DATA RECORDS:
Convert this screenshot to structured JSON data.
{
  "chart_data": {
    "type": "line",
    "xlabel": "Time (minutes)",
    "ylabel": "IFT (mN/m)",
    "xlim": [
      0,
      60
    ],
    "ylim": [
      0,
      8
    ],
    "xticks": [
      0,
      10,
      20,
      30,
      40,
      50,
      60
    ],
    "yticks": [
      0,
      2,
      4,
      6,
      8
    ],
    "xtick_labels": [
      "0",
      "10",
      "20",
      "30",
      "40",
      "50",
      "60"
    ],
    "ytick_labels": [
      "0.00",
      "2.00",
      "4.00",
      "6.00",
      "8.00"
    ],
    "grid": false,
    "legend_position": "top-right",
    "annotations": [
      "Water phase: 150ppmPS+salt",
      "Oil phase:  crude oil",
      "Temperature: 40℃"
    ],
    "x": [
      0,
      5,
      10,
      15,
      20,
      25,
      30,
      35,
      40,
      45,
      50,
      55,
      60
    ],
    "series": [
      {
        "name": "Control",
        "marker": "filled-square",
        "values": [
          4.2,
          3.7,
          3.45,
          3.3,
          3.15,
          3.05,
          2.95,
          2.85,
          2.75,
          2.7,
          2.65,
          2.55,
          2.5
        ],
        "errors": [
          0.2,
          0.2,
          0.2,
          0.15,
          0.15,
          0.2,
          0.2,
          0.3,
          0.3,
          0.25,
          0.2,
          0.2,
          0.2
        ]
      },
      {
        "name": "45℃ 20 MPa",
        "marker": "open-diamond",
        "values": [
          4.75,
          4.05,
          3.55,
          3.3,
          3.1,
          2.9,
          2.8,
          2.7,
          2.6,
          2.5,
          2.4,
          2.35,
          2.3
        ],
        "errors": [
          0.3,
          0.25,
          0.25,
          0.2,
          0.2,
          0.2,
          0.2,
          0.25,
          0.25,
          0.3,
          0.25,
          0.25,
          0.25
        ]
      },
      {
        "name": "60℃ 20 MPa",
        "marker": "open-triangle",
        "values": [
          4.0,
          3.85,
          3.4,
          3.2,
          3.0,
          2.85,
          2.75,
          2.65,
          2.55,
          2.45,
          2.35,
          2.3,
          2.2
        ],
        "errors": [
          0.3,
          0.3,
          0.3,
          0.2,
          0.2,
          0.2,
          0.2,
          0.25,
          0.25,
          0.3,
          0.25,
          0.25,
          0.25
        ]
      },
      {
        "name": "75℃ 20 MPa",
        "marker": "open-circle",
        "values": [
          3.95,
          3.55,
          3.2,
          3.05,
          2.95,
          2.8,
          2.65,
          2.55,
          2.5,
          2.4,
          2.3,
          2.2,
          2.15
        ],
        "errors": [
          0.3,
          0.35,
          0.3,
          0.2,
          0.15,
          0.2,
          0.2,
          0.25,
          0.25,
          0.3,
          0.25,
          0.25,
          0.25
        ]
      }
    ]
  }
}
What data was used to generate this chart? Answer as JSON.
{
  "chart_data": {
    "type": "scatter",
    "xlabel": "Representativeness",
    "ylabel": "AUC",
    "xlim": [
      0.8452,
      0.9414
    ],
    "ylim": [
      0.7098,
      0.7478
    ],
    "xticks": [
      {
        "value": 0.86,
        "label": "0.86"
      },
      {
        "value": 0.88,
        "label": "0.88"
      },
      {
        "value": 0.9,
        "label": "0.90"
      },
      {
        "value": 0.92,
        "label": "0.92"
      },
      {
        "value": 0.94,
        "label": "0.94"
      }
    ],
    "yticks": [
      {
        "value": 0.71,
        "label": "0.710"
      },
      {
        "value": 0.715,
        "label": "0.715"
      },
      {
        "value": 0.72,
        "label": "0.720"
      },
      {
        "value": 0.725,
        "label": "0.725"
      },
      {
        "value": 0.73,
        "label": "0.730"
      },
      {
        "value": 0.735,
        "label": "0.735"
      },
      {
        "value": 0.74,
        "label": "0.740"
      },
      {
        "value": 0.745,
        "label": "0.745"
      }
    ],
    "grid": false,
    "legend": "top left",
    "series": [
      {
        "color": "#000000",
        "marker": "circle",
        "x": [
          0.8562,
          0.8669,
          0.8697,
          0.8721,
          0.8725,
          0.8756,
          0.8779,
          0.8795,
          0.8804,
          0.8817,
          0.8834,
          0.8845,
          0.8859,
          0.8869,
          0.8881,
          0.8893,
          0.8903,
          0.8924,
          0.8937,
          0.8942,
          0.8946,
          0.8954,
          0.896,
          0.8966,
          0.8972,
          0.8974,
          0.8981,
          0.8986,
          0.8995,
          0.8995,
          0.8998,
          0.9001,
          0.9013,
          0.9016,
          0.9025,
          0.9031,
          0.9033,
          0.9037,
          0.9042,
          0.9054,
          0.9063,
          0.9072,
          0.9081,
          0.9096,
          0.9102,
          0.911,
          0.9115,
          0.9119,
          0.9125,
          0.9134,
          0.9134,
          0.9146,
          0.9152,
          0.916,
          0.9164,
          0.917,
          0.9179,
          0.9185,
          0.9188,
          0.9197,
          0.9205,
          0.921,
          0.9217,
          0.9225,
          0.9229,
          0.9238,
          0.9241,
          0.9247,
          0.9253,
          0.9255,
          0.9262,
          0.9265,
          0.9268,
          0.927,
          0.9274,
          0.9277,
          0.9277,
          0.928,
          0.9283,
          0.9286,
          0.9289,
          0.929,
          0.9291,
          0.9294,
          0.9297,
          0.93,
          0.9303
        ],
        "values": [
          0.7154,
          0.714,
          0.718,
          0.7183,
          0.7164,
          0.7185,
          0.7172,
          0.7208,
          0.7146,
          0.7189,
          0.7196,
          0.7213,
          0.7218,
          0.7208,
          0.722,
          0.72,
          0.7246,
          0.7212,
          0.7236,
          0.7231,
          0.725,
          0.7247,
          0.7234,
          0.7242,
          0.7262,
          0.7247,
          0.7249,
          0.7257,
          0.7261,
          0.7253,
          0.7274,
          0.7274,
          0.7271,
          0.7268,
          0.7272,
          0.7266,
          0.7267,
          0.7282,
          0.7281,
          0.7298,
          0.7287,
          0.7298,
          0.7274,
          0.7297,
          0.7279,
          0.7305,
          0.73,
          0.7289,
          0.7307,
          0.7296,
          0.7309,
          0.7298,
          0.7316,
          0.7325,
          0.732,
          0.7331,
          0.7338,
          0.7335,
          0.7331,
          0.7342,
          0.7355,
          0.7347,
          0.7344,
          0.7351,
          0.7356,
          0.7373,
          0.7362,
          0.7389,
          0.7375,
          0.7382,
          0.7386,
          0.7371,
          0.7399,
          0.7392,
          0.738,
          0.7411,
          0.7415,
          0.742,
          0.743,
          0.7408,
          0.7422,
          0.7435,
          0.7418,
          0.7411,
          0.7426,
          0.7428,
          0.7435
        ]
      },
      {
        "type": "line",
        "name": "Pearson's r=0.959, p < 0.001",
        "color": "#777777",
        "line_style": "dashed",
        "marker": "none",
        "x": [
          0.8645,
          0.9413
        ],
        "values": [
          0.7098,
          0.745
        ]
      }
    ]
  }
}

WHAT THE TASK ASKS: Return each line in the records that holds the string "this".

IN RESPONSE:
Convert this screenshot to structured JSON data.
What data was used to generate this chart? Answer as JSON.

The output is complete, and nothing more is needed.